● WHAT THE EXERCISE ASKS:
Copy out every entry that follows, without a single picture.

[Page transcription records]

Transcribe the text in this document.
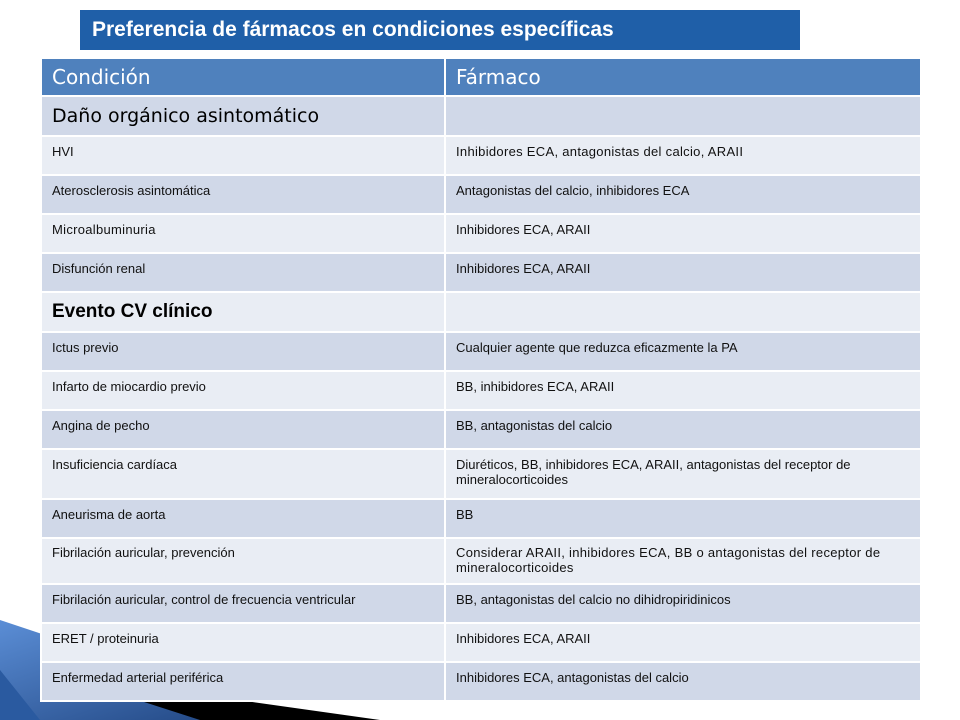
Preferencia de fármacos en condiciones específicas
Condición	Fármaco
Daño orgánico asintomático	
HVI	Inhibidores ECA, antagonistas del calcio, ARAII
Aterosclerosis asintomática	Antagonistas del calcio, inhibidores ECA
Microalbuminuria	Inhibidores ECA, ARAII
Disfunción renal	Inhibidores ECA, ARAII
Evento CV clínico	
Ictus previo	Cualquier agente que reduzca eficazmente la PA
Infarto de miocardio previo	BB, inhibidores ECA, ARAII
Angina de pecho	BB, antagonistas del calcio
Insuficiencia cardíaca	Diuréticos, BB, inhibidores ECA, ARAII, antagonistas del receptor de mineralocorticoides
Aneurisma de aorta	BB
Fibrilación auricular, prevención	Considerar ARAII, inhibidores ECA, BB o antagonistas del receptor de mineralocorticoides
Fibrilación auricular, control de frecuencia ventricular	BB, antagonistas del calcio no dihidropiridinicos
ERET / proteinuria	Inhibidores ECA, ARAII
Enfermedad arterial periférica	Inhibidores ECA, antagonistas del calcio
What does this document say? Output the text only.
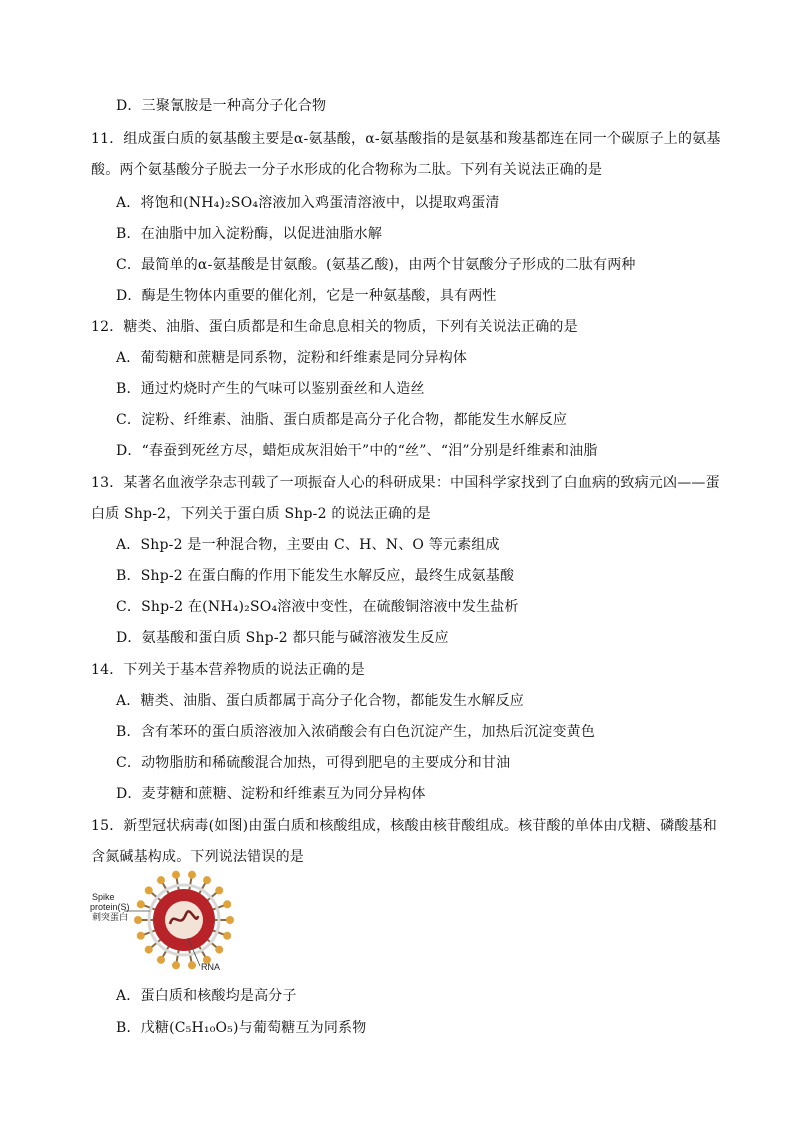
D．三聚氰胺是一种高分子化合物
11．组成蛋白质的氨基酸主要是α-氨基酸，α-氨基酸指的是氨基和羧基都连在同一个碳原子上的氨基
酸。两个氨基酸分子脱去一分子水形成的化合物称为二肽。下列有关说法正确的是
A．将饱和(NH₄)₂SO₄溶液加入鸡蛋清溶液中，以提取鸡蛋清
B．在油脂中加入淀粉酶，以促进油脂水解
C．最简单的α-氨基酸是甘氨酸。(氨基乙酸)，由两个甘氨酸分子形成的二肽有两种
D．酶是生物体内重要的催化剂，它是一种氨基酸，具有两性
12．糖类、油脂、蛋白质都是和生命息息相关的物质，下列有关说法正确的是
A．葡萄糖和蔗糖是同系物，淀粉和纤维素是同分异构体
B．通过灼烧时产生的气味可以鉴别蚕丝和人造丝
C．淀粉、纤维素、油脂、蛋白质都是高分子化合物，都能发生水解反应
D．“春蚕到死丝方尽，蜡炬成灰泪始干”中的“丝”、“泪”分别是纤维素和油脂
13．某著名血液学杂志刊载了一项振奋人心的科研成果：中国科学家找到了白血病的致病元凶——蛋
白质 Shp-2，下列关于蛋白质 Shp-2 的说法正确的是
A．Shp-2 是一种混合物，主要由 C、H、N、O 等元素组成
B．Shp-2 在蛋白酶的作用下能发生水解反应，最终生成氨基酸
C．Shp-2 在(NH₄)₂SO₄溶液中变性，在硫酸铜溶液中发生盐析
D．氨基酸和蛋白质 Shp-2 都只能与碱溶液发生反应
14．下列关于基本营养物质的说法正确的是
A．糖类、油脂、蛋白质都属于高分子化合物，都能发生水解反应
B．含有苯环的蛋白质溶液加入浓硝酸会有白色沉淀产生，加热后沉淀变黄色
C．动物脂肪和稀硫酸混合加热，可得到肥皂的主要成分和甘油
D．麦芽糖和蔗糖、淀粉和纤维素互为同分异构体
15．新型冠状病毒(如图)由蛋白质和核酸组成，核酸由核苷酸组成。核苷酸的单体由戊糖、磷酸基和
含氮碱基构成。下列说法错误的是
Spike
protein(S)
刺突蛋白
RNA
A．蛋白质和核酸均是高分子
B．戊糖(C₅H₁₀O₅)与葡萄糖互为同系物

● TASK RESPONSE:
Transcribe the text in this document.
Preferencia de fármacos en condiciones específicas
Condición	Fármaco
Daño orgánico asintomático	
HVI	Inhibidores ECA, antagonistas del calcio, ARAII
Aterosclerosis asintomática	Antagonistas del calcio, inhibidores ECA
Microalbuminuria	Inhibidores ECA, ARAII
Disfunción renal	Inhibidores ECA, ARAII
Evento CV clínico	
Ictus previo	Cualquier agente que reduzca eficazmente la PA
Infarto de miocardio previo	BB, inhibidores ECA, ARAII
Angina de pecho	BB, antagonistas del calcio
Insuficiencia cardíaca	Diuréticos, BB, inhibidores ECA, ARAII, antagonistas del receptor de mineralocorticoides
Aneurisma de aorta	BB
Fibrilación auricular, prevención	Considerar ARAII, inhibidores ECA, BB o antagonistas del receptor de mineralocorticoides
Fibrilación auricular, control de frecuencia ventricular	BB, antagonistas del calcio no dihidropiridinicos
ERET / proteinuria	Inhibidores ECA, ARAII
Enfermedad arterial periférica	Inhibidores ECA, antagonistas del calcio
What does this document say? Output the text only.
D．三聚氰胺是一种高分子化合物
11．组成蛋白质的氨基酸主要是α-氨基酸，α-氨基酸指的是氨基和羧基都连在同一个碳原子上的氨基
酸。两个氨基酸分子脱去一分子水形成的化合物称为二肽。下列有关说法正确的是
A．将饱和(NH₄)₂SO₄溶液加入鸡蛋清溶液中，以提取鸡蛋清
B．在油脂中加入淀粉酶，以促进油脂水解
C．最简单的α-氨基酸是甘氨酸。(氨基乙酸)，由两个甘氨酸分子形成的二肽有两种
D．酶是生物体内重要的催化剂，它是一种氨基酸，具有两性
12．糖类、油脂、蛋白质都是和生命息息相关的物质，下列有关说法正确的是
A．葡萄糖和蔗糖是同系物，淀粉和纤维素是同分异构体
B．通过灼烧时产生的气味可以鉴别蚕丝和人造丝
C．淀粉、纤维素、油脂、蛋白质都是高分子化合物，都能发生水解反应
D．“春蚕到死丝方尽，蜡炬成灰泪始干”中的“丝”、“泪”分别是纤维素和油脂
13．某著名血液学杂志刊载了一项振奋人心的科研成果：中国科学家找到了白血病的致病元凶——蛋
白质 Shp-2，下列关于蛋白质 Shp-2 的说法正确的是
A．Shp-2 是一种混合物，主要由 C、H、N、O 等元素组成
B．Shp-2 在蛋白酶的作用下能发生水解反应，最终生成氨基酸
C．Shp-2 在(NH₄)₂SO₄溶液中变性，在硫酸铜溶液中发生盐析
D．氨基酸和蛋白质 Shp-2 都只能与碱溶液发生反应
14．下列关于基本营养物质的说法正确的是
A．糖类、油脂、蛋白质都属于高分子化合物，都能发生水解反应
B．含有苯环的蛋白质溶液加入浓硝酸会有白色沉淀产生，加热后沉淀变黄色
C．动物脂肪和稀硫酸混合加热，可得到肥皂的主要成分和甘油
D．麦芽糖和蔗糖、淀粉和纤维素互为同分异构体
15．新型冠状病毒(如图)由蛋白质和核酸组成，核酸由核苷酸组成。核苷酸的单体由戊糖、磷酸基和
含氮碱基构成。下列说法错误的是
Spike
protein(S)
刺突蛋白
RNA
A．蛋白质和核酸均是高分子
B．戊糖(C₅H₁₀O₅)与葡萄糖互为同系物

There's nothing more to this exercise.